◆ REQUIREMENTS: Your task is to give the listing below back word for word, pictures excluded.

◆ RECORDS FOR PROCESSING:
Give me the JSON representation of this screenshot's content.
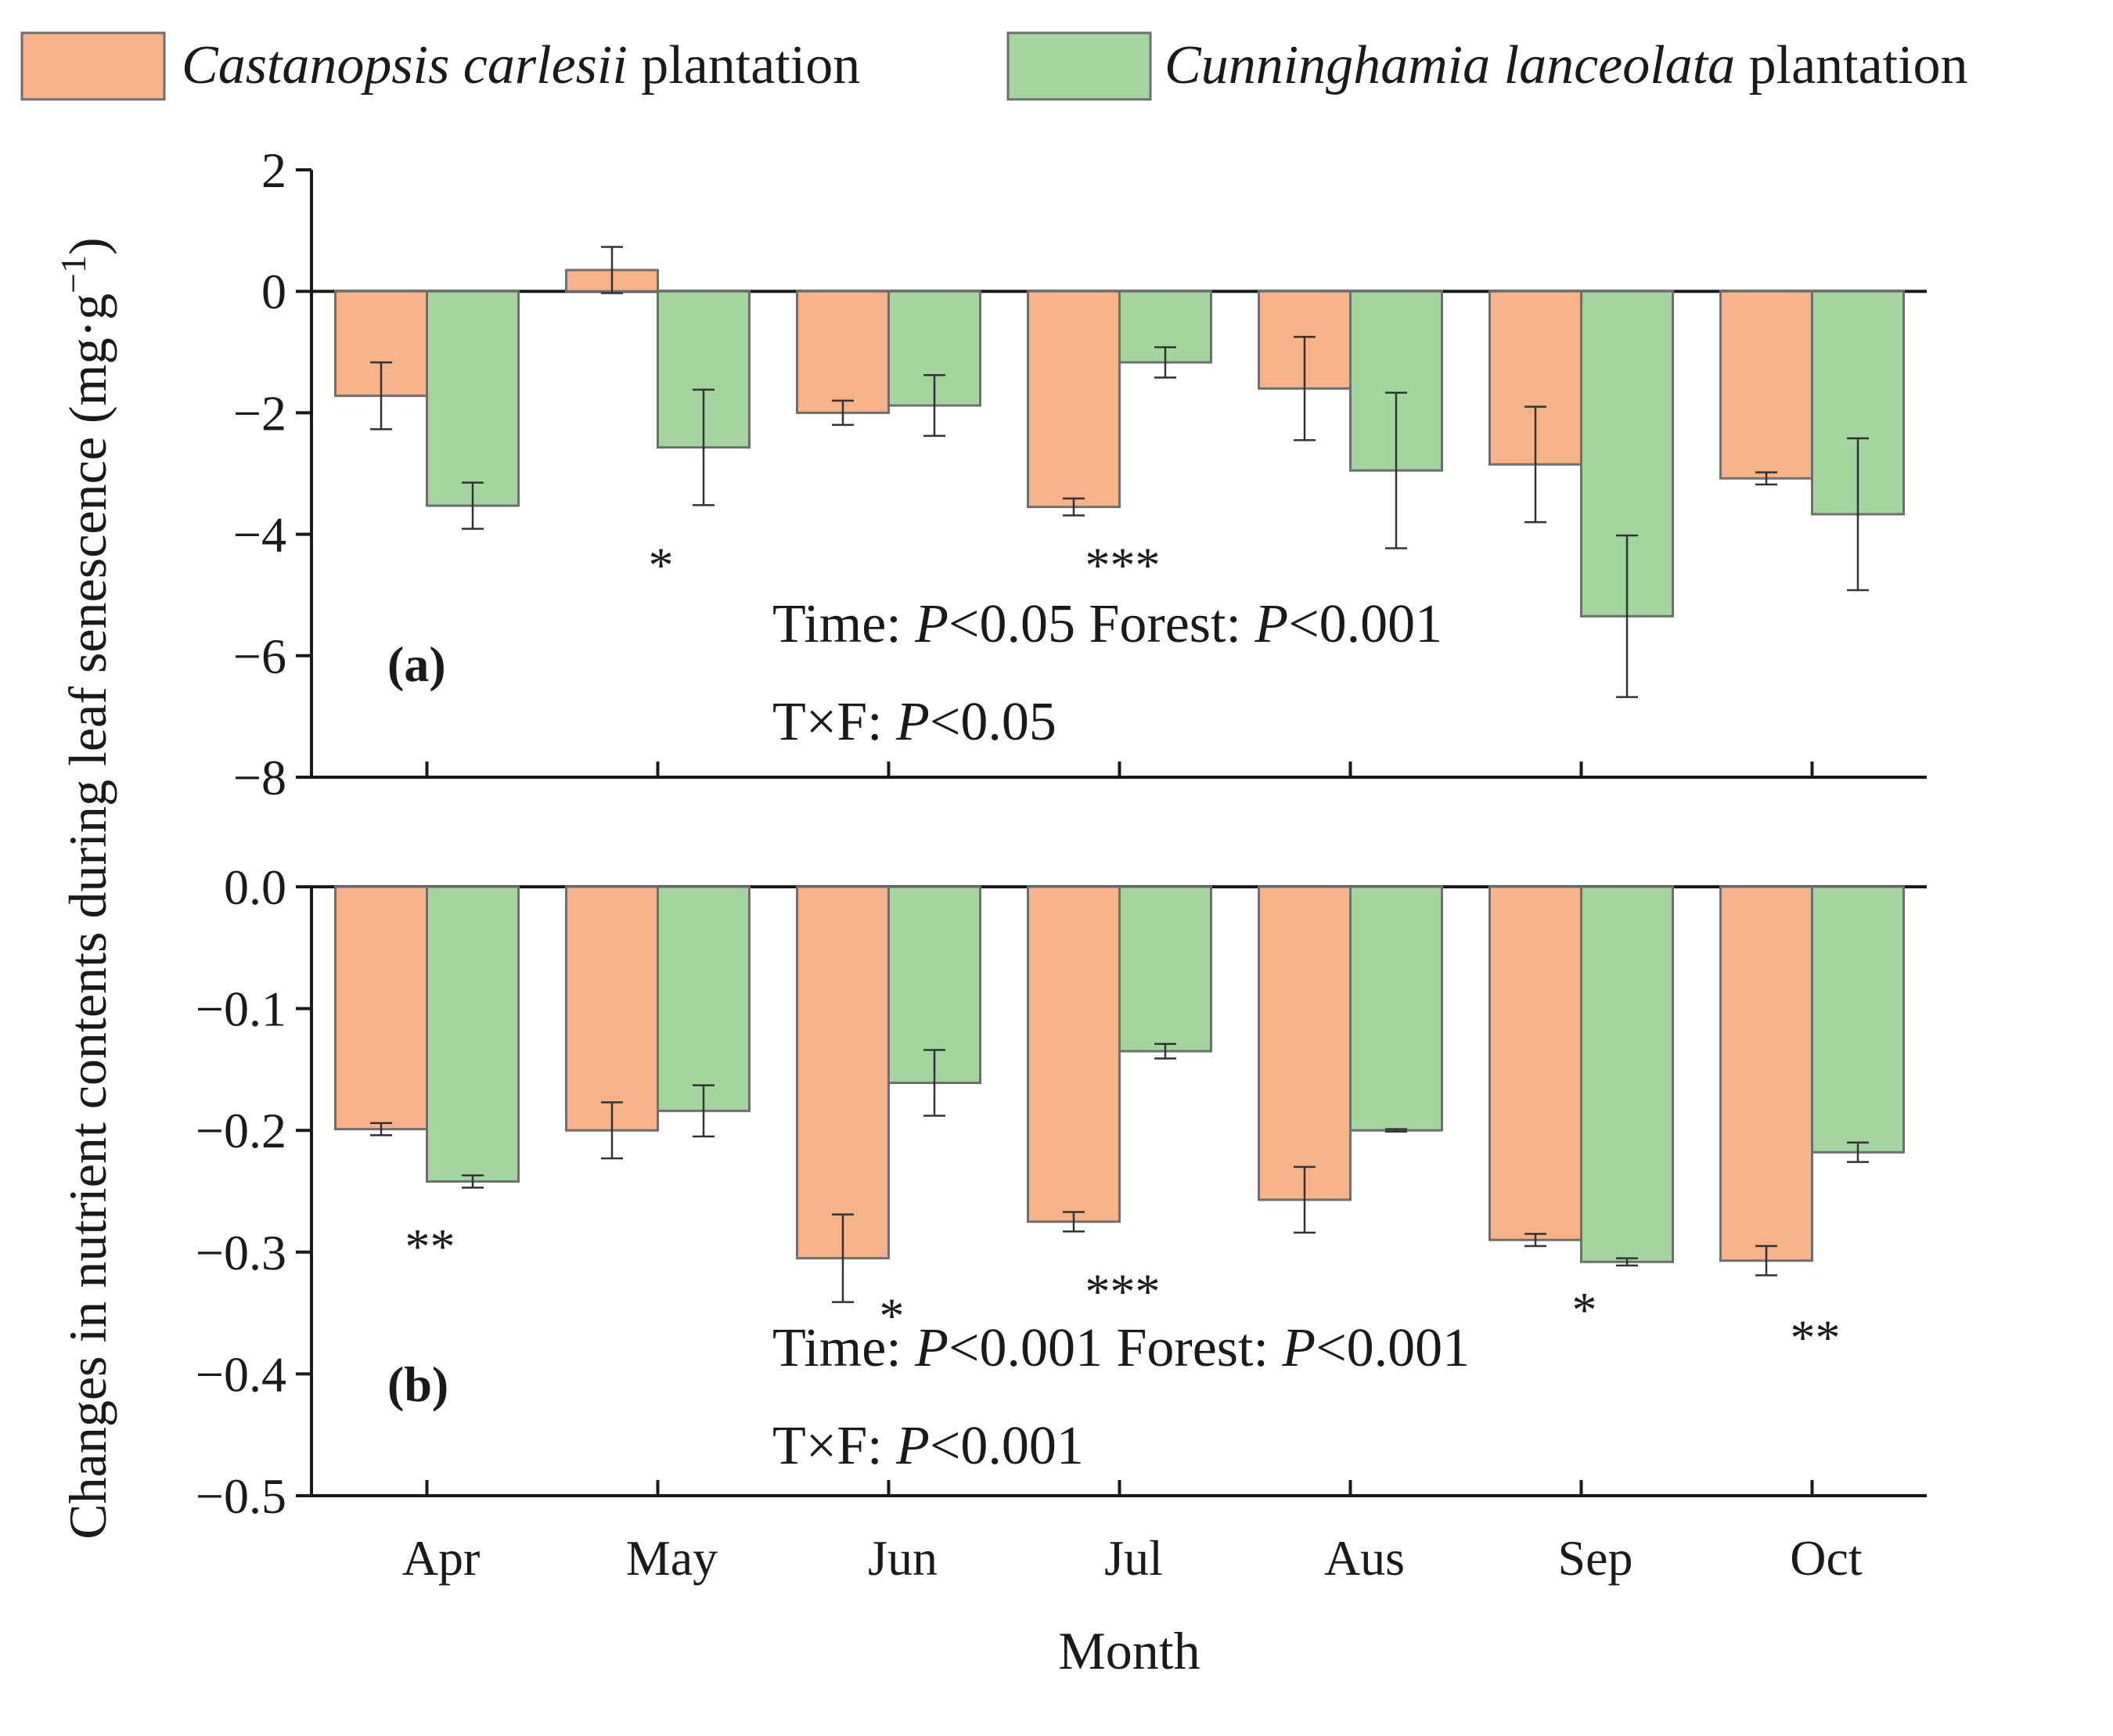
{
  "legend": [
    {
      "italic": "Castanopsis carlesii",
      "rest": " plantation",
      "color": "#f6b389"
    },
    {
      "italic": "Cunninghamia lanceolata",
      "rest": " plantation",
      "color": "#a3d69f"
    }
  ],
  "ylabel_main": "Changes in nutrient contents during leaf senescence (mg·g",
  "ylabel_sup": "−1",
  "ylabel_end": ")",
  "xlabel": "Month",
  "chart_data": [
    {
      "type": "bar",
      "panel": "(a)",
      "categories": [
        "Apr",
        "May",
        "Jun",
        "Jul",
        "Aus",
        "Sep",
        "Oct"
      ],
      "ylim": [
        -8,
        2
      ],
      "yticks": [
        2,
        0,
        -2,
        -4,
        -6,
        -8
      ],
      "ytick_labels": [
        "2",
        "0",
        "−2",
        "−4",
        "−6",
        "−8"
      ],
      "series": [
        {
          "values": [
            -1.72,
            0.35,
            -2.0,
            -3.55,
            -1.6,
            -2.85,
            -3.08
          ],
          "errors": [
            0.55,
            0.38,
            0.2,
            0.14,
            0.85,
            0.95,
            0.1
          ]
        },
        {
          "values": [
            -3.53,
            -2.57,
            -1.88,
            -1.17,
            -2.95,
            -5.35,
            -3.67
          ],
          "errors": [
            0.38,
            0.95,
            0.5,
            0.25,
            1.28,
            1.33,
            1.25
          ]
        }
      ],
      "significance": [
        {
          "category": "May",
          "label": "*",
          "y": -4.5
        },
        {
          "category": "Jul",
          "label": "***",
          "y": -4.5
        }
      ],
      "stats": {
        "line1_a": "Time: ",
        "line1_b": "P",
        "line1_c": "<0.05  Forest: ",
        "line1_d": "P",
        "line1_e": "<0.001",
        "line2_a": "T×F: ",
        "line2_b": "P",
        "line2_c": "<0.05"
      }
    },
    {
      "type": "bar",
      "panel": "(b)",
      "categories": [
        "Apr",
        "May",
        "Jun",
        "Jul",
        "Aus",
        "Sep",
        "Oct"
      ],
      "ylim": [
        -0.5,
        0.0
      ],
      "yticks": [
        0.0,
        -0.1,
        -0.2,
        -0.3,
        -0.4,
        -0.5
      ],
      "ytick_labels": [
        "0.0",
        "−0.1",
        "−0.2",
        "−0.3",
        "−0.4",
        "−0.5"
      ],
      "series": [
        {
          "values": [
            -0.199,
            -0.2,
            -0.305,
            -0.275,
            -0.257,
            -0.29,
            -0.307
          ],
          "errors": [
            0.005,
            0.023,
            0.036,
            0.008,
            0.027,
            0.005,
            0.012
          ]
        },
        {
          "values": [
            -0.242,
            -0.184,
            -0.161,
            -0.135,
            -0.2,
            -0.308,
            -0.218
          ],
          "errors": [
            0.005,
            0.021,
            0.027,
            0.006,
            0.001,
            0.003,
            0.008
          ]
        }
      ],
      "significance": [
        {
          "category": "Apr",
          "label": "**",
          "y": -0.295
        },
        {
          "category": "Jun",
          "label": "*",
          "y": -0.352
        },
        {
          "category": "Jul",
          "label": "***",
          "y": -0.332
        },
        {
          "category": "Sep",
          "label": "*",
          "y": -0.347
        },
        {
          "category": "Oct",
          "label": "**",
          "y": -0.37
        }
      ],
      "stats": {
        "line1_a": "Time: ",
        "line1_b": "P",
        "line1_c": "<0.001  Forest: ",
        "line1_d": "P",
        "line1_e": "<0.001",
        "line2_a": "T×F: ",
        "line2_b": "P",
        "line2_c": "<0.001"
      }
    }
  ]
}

◆ TASK RESULT:
Give me the JSON representation of this screenshot's content.
{
  "legend": [
    {
      "italic": "Castanopsis carlesii",
      "rest": " plantation",
      "color": "#f6b389"
    },
    {
      "italic": "Cunninghamia lanceolata",
      "rest": " plantation",
      "color": "#a3d69f"
    }
  ],
  "ylabel_main": "Changes in nutrient contents during leaf senescence (mg·g",
  "ylabel_sup": "−1",
  "ylabel_end": ")",
  "xlabel": "Month",
  "chart_data": [
    {
      "type": "bar",
      "panel": "(a)",
      "categories": [
        "Apr",
        "May",
        "Jun",
        "Jul",
        "Aus",
        "Sep",
        "Oct"
      ],
      "ylim": [
        -8,
        2
      ],
      "yticks": [
        2,
        0,
        -2,
        -4,
        -6,
        -8
      ],
      "ytick_labels": [
        "2",
        "0",
        "−2",
        "−4",
        "−6",
        "−8"
      ],
      "series": [
        {
          "values": [
            -1.72,
            0.35,
            -2.0,
            -3.55,
            -1.6,
            -2.85,
            -3.08
          ],
          "errors": [
            0.55,
            0.38,
            0.2,
            0.14,
            0.85,
            0.95,
            0.1
          ]
        },
        {
          "values": [
            -3.53,
            -2.57,
            -1.88,
            -1.17,
            -2.95,
            -5.35,
            -3.67
          ],
          "errors": [
            0.38,
            0.95,
            0.5,
            0.25,
            1.28,
            1.33,
            1.25
          ]
        }
      ],
      "significance": [
        {
          "category": "May",
          "label": "*",
          "y": -4.5
        },
        {
          "category": "Jul",
          "label": "***",
          "y": -4.5
        }
      ],
      "stats": {
        "line1_a": "Time: ",
        "line1_b": "P",
        "line1_c": "<0.05  Forest: ",
        "line1_d": "P",
        "line1_e": "<0.001",
        "line2_a": "T×F: ",
        "line2_b": "P",
        "line2_c": "<0.05"
      }
    },
    {
      "type": "bar",
      "panel": "(b)",
      "categories": [
        "Apr",
        "May",
        "Jun",
        "Jul",
        "Aus",
        "Sep",
        "Oct"
      ],
      "ylim": [
        -0.5,
        0.0
      ],
      "yticks": [
        0.0,
        -0.1,
        -0.2,
        -0.3,
        -0.4,
        -0.5
      ],
      "ytick_labels": [
        "0.0",
        "−0.1",
        "−0.2",
        "−0.3",
        "−0.4",
        "−0.5"
      ],
      "series": [
        {
          "values": [
            -0.199,
            -0.2,
            -0.305,
            -0.275,
            -0.257,
            -0.29,
            -0.307
          ],
          "errors": [
            0.005,
            0.023,
            0.036,
            0.008,
            0.027,
            0.005,
            0.012
          ]
        },
        {
          "values": [
            -0.242,
            -0.184,
            -0.161,
            -0.135,
            -0.2,
            -0.308,
            -0.218
          ],
          "errors": [
            0.005,
            0.021,
            0.027,
            0.006,
            0.001,
            0.003,
            0.008
          ]
        }
      ],
      "significance": [
        {
          "category": "Apr",
          "label": "**",
          "y": -0.295
        },
        {
          "category": "Jun",
          "label": "*",
          "y": -0.352
        },
        {
          "category": "Jul",
          "label": "***",
          "y": -0.332
        },
        {
          "category": "Sep",
          "label": "*",
          "y": -0.347
        },
        {
          "category": "Oct",
          "label": "**",
          "y": -0.37
        }
      ],
      "stats": {
        "line1_a": "Time: ",
        "line1_b": "P",
        "line1_c": "<0.001  Forest: ",
        "line1_d": "P",
        "line1_e": "<0.001",
        "line2_a": "T×F: ",
        "line2_b": "P",
        "line2_c": "<0.001"
      }
    }
  ]
}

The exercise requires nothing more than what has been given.